What to produce —
Can you rename "label" to "caption" in everything from the line containing "Give me the" down to the line containing "section-title-mobile-visitors: Mobila besökare", leaving all else unchanged and giving back only those lines?

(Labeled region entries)
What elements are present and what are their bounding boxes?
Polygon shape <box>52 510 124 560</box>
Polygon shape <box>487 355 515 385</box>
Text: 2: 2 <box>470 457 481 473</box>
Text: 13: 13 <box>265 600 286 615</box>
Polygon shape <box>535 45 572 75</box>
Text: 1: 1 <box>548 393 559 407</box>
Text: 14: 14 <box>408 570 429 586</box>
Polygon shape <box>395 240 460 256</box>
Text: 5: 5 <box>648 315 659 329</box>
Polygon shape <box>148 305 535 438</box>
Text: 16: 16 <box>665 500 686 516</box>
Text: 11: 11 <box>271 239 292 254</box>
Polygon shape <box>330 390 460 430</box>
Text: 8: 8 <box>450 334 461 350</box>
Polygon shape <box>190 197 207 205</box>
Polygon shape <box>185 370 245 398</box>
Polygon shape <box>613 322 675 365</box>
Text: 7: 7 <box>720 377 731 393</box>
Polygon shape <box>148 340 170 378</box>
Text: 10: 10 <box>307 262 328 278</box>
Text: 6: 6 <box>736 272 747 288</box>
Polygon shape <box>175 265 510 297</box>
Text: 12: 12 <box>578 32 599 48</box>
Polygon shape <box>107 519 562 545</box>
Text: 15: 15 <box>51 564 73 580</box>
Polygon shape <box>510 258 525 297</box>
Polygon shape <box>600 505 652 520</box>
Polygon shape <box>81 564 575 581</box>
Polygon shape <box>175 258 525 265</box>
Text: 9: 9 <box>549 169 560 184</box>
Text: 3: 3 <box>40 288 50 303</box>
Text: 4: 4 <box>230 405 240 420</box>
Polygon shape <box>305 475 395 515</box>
---
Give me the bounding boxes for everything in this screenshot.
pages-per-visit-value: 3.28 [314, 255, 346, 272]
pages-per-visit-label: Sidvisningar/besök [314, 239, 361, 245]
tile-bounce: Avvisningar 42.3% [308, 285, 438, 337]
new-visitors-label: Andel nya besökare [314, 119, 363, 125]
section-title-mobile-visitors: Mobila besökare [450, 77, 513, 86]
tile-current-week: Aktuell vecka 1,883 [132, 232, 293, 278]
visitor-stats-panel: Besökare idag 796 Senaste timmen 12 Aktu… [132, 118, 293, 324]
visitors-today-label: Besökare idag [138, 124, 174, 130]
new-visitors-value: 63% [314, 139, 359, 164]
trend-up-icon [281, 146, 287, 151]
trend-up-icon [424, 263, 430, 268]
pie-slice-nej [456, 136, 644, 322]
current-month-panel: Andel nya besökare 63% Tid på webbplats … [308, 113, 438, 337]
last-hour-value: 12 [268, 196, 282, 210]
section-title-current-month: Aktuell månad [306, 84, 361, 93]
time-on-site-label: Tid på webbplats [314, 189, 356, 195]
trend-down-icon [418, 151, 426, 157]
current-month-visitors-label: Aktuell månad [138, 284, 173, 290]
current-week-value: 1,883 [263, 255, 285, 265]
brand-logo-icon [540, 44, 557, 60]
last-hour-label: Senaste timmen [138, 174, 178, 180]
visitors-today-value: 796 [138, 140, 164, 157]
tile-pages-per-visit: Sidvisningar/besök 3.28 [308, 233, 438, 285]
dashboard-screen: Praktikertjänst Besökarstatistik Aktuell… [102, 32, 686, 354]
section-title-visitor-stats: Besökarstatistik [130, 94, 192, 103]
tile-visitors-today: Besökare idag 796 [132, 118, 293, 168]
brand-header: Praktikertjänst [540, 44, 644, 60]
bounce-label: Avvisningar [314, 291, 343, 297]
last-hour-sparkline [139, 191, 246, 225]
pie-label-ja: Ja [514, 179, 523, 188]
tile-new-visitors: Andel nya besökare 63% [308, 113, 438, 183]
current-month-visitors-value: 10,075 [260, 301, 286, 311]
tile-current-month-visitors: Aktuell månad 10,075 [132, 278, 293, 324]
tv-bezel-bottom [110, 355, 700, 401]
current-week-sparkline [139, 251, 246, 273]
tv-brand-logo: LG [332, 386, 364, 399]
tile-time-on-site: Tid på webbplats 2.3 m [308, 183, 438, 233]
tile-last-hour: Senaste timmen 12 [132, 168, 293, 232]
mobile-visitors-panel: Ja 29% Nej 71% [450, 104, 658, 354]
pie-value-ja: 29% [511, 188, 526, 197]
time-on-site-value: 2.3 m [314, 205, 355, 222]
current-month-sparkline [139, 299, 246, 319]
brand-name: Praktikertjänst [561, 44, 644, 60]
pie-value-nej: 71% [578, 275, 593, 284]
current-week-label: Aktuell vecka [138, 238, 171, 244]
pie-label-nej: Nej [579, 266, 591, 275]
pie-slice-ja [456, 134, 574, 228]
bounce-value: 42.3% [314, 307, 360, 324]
---
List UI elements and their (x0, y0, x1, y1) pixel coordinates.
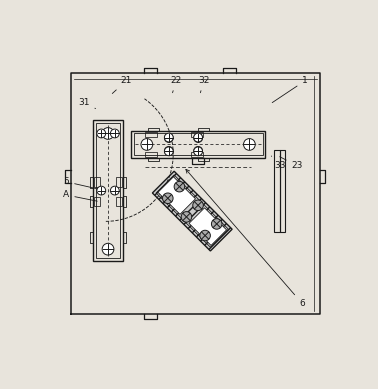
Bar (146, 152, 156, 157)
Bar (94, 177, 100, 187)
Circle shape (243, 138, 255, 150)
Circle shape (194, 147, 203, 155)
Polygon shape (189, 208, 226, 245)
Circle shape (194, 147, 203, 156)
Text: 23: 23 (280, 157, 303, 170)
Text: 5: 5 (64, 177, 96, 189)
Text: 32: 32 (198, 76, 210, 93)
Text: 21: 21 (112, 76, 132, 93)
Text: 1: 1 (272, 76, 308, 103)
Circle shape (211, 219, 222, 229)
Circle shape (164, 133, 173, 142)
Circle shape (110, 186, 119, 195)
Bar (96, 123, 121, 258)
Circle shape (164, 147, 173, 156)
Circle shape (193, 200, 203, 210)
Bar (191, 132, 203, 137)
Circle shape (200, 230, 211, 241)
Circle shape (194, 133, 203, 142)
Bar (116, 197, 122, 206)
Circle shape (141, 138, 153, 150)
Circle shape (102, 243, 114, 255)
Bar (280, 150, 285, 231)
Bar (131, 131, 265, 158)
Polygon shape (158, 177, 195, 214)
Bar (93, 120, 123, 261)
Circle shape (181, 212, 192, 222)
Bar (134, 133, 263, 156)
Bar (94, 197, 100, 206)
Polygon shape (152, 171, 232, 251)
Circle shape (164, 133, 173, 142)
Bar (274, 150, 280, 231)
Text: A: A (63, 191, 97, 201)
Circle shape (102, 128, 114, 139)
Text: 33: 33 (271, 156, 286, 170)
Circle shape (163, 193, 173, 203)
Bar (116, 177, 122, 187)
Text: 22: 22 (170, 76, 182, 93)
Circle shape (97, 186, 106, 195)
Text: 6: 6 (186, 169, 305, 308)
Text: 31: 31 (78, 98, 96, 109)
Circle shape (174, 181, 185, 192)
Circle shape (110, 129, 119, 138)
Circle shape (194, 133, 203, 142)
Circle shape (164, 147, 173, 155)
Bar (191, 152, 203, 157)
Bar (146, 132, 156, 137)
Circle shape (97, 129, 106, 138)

Correct answer —
Give me the bounding boxes for everything in this screenshot.
pages-per-visit-value: 3.28 [314, 255, 346, 272]
pages-per-visit-caption: Sidvisningar/besök [314, 239, 361, 245]
tile-bounce: Avvisningar 42.3% [308, 285, 438, 337]
new-visitors-caption: Andel nya besökare [314, 119, 363, 125]
section-title-mobile-visitors: Mobila besökare [450, 77, 513, 86]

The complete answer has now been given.